* [WHAT YOU HAVE TO DO] Where a line holds the string "this", return that line.

* [SUPPLIED MATERIAL]
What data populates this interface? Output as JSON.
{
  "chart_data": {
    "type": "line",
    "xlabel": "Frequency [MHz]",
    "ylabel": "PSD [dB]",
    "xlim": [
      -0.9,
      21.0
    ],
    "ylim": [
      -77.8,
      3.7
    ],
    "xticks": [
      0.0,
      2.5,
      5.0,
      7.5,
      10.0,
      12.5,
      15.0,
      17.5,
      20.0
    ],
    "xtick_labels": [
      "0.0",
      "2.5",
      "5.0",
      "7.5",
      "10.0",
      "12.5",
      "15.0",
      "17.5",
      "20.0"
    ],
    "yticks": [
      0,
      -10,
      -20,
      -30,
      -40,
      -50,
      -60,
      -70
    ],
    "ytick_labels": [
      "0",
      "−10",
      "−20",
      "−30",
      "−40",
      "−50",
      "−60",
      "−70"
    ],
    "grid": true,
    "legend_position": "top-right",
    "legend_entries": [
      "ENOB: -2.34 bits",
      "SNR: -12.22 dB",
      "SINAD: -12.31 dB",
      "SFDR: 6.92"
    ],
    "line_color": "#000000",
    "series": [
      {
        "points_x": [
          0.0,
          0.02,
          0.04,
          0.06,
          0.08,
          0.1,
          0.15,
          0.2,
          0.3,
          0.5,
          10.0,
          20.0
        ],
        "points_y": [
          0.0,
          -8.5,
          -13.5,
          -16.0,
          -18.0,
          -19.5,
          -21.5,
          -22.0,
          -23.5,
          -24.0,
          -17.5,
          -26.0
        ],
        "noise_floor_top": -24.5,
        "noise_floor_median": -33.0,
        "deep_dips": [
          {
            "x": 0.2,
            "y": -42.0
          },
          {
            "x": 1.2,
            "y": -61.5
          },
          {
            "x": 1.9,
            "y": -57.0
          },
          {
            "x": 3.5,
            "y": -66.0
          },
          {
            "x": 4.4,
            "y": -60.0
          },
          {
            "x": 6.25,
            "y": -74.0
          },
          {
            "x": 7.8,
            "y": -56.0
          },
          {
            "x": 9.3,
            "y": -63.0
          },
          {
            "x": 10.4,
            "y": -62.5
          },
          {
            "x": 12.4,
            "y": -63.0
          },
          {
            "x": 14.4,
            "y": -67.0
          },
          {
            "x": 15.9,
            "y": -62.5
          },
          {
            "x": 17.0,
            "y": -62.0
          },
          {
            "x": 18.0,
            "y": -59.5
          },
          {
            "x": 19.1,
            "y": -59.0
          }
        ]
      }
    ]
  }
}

---

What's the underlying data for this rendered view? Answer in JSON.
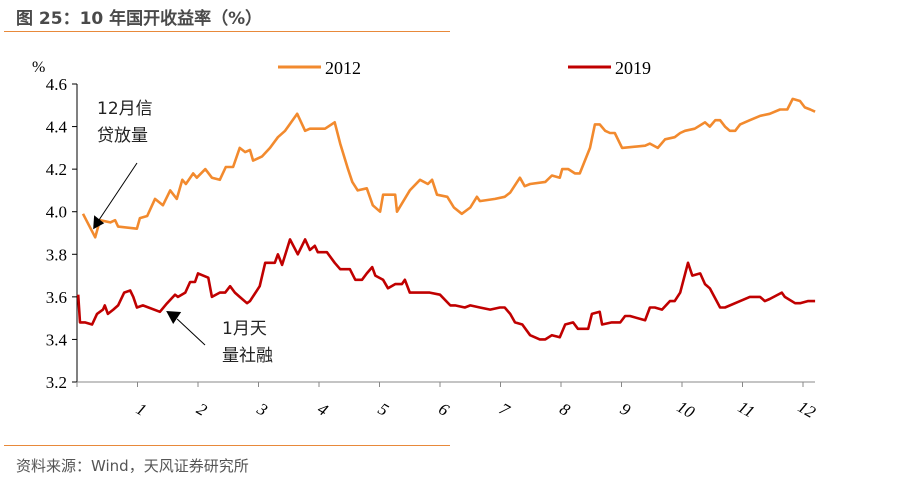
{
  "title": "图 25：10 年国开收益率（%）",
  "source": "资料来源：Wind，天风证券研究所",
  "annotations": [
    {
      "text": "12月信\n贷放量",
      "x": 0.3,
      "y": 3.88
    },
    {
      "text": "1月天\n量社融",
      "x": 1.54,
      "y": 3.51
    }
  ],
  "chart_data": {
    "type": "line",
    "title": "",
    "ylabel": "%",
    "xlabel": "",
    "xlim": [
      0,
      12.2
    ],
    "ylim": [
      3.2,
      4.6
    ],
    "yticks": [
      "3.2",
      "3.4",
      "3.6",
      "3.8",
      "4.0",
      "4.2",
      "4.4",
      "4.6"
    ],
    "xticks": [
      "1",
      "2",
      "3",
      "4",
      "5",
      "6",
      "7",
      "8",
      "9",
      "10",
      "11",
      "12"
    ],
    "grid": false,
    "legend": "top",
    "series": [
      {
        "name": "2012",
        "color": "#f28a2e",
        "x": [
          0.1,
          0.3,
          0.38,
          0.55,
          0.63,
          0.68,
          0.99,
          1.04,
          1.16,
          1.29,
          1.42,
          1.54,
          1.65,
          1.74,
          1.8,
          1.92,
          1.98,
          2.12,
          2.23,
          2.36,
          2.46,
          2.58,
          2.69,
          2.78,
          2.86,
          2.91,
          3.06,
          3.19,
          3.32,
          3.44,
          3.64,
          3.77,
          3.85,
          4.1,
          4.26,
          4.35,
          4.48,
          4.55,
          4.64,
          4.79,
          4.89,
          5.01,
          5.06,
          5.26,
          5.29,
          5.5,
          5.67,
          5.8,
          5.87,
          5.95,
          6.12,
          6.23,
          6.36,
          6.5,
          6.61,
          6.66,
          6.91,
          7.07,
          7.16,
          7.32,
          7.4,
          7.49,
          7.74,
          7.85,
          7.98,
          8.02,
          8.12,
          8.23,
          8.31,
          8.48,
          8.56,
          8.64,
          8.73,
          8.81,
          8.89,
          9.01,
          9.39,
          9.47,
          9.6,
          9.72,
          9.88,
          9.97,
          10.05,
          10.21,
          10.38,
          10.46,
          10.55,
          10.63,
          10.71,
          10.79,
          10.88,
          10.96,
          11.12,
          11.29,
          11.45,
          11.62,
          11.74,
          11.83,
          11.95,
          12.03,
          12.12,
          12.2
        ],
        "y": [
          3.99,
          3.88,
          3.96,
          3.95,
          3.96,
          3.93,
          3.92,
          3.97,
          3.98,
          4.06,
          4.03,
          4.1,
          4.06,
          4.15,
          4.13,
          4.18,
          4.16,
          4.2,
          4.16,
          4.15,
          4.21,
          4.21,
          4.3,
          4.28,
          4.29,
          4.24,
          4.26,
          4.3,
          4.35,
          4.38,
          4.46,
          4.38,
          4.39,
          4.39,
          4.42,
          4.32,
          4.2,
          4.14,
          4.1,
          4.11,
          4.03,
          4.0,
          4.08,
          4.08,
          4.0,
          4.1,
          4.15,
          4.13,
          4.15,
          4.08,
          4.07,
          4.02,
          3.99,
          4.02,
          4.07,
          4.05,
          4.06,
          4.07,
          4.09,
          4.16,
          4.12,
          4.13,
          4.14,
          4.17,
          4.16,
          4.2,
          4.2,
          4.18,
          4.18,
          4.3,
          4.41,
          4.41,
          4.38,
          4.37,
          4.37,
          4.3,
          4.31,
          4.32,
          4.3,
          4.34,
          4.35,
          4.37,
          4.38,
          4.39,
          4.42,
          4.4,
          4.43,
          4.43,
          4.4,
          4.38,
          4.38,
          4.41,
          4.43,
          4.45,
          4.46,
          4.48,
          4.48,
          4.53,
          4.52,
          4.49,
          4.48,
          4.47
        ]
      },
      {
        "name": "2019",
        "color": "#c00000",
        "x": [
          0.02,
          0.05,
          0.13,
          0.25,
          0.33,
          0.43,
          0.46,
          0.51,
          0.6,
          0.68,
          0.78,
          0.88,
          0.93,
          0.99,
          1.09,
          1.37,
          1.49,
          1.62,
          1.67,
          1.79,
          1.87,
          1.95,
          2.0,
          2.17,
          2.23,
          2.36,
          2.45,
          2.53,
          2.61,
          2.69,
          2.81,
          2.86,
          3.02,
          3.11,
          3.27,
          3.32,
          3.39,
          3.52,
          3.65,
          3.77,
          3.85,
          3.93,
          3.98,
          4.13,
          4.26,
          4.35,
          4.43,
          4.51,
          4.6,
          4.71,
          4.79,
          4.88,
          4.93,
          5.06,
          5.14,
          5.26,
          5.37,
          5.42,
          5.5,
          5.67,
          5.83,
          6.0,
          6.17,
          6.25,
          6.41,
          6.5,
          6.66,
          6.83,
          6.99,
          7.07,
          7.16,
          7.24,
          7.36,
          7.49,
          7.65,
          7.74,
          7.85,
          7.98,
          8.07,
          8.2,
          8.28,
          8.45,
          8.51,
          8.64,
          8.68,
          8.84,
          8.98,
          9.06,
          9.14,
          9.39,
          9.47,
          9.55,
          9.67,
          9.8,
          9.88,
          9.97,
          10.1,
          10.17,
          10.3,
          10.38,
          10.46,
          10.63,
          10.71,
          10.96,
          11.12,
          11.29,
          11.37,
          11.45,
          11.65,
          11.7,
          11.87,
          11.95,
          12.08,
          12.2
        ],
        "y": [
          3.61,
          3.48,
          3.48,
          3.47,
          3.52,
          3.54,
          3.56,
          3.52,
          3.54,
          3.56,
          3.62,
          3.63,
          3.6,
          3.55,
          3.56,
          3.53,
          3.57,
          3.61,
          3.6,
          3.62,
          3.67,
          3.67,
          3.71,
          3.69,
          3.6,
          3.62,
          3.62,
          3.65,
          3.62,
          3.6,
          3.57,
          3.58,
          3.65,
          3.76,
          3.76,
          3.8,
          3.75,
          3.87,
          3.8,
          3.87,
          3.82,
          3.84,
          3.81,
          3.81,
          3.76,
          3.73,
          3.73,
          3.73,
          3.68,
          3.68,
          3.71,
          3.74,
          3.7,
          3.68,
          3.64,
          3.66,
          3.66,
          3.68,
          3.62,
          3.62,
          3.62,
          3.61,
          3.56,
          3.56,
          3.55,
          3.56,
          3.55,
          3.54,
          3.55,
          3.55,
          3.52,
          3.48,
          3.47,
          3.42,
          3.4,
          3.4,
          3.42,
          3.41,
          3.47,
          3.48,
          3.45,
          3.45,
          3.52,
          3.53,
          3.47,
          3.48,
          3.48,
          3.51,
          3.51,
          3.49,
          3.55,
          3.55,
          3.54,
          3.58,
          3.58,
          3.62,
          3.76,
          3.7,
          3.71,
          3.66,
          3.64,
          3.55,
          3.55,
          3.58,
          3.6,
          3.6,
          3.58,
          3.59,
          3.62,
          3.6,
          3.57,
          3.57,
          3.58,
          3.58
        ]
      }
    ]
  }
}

* [RESULT]
What data populates this interface? Output as JSON.
What's the underlying data for this rendered view? Answer in JSON.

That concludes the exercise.